→ **WHAT IS ASKED**
Your task is to transcribe all of the records exactly and leave out the pictures.

Extracted data entries:
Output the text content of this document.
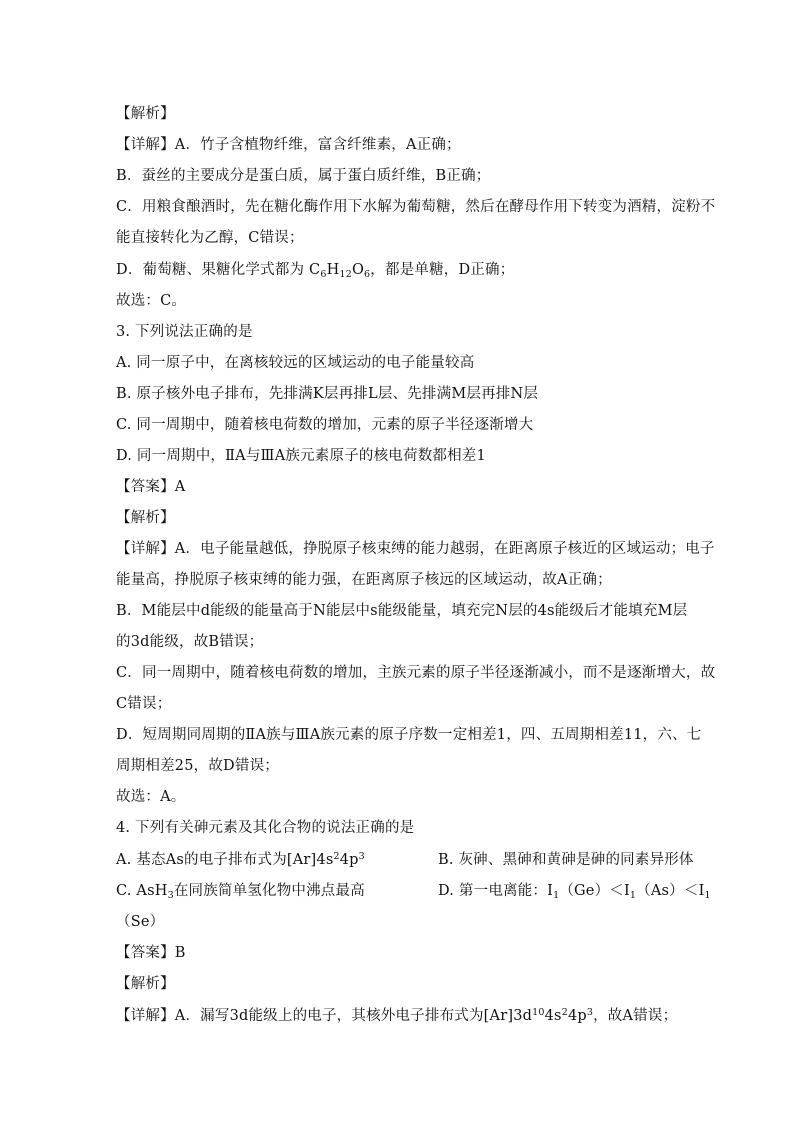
【解析】
【详解】A．竹子含植物纤维，富含纤维素，A正确；
B．蚕丝的主要成分是蛋白质，属于蛋白质纤维，B正确；
C．用粮食酿酒时，先在糖化酶作用下水解为葡萄糖，然后在酵母作用下转变为酒精，淀粉不
能直接转化为乙醇，C错误；
D．葡萄糖、果糖化学式都为 $C_6H_{12}O_6$，都是单糖，D正确；
故选：C。
3. 下列说法正确的是
A. 同一原子中，在离核较远的区域运动的电子能量较高
B. 原子核外电子排布，先排满K层再排L层、先排满M层再排N层
C. 同一周期中，随着核电荷数的增加，元素的原子半径逐渐增大
D. 同一周期中，ⅡA与ⅢA族元素原子的核电荷数都相差1
【答案】A
【解析】
【详解】A．电子能量越低，挣脱原子核束缚的能力越弱，在距离原子核近的区域运动；电子
能量高，挣脱原子核束缚的能力强，在距离原子核远的区域运动，故A正确；
B．M能层中d能级的能量高于N能层中s能级能量，填充完N层的4s能级后才能填充M层
的3d能级，故B错误；
C．同一周期中，随着核电荷数的增加，主族元素的原子半径逐渐减小，而不是逐渐增大，故
C错误；
D．短周期同周期的ⅡA族与ⅢA族元素的原子序数一定相差1，四、五周期相差11，六、七
周期相差25，故D错误；
故选：A。
4. 下列有关砷元素及其化合物的说法正确的是
A. 基态As的电子排布式为$[Ar]4s^24p^3$	B. 灰砷、黑砷和黄砷是砷的同素异形体
C. AsH$_3$在同族简单氢化物中沸点最高	D. 第一电离能：$I_1(Ge)<I_1(As)<I_1$
（Se）
【答案】B
【解析】
【详解】A．漏写3d能级上的电子，其核外电子排布式为$[Ar]3d^{10}4s^24p^3$，故A错误；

→ **PROBLEM SOLUTION**
Output the text content of this document.
【解析】
【详解】A．竹子含植物纤维，富含纤维素，A正确；
B．蚕丝的主要成分是蛋白质，属于蛋白质纤维，B正确；
C．用粮食酿酒时，先在糖化酶作用下水解为葡萄糖，然后在酵母作用下转变为酒精，淀粉不
能直接转化为乙醇，C错误；
D．葡萄糖、果糖化学式都为 $C_6H_{12}O_6$，都是单糖，D正确；
故选：C。
3. 下列说法正确的是
A. 同一原子中，在离核较远的区域运动的电子能量较高
B. 原子核外电子排布，先排满K层再排L层、先排满M层再排N层
C. 同一周期中，随着核电荷数的增加，元素的原子半径逐渐增大
D. 同一周期中，ⅡA与ⅢA族元素原子的核电荷数都相差1
【答案】A
【解析】
【详解】A．电子能量越低，挣脱原子核束缚的能力越弱，在距离原子核近的区域运动；电子
能量高，挣脱原子核束缚的能力强，在距离原子核远的区域运动，故A正确；
B．M能层中d能级的能量高于N能层中s能级能量，填充完N层的4s能级后才能填充M层
的3d能级，故B错误；
C．同一周期中，随着核电荷数的增加，主族元素的原子半径逐渐减小，而不是逐渐增大，故
C错误；
D．短周期同周期的ⅡA族与ⅢA族元素的原子序数一定相差1，四、五周期相差11，六、七
周期相差25，故D错误；
故选：A。
4. 下列有关砷元素及其化合物的说法正确的是
A. 基态As的电子排布式为$[Ar]4s^24p^3$	B. 灰砷、黑砷和黄砷是砷的同素异形体
C. AsH$_3$在同族简单氢化物中沸点最高	D. 第一电离能：$I_1(Ge)<I_1(As)<I_1$
（Se）
【答案】B
【解析】
【详解】A．漏写3d能级上的电子，其核外电子排布式为$[Ar]3d^{10}4s^24p^3$，故A错误；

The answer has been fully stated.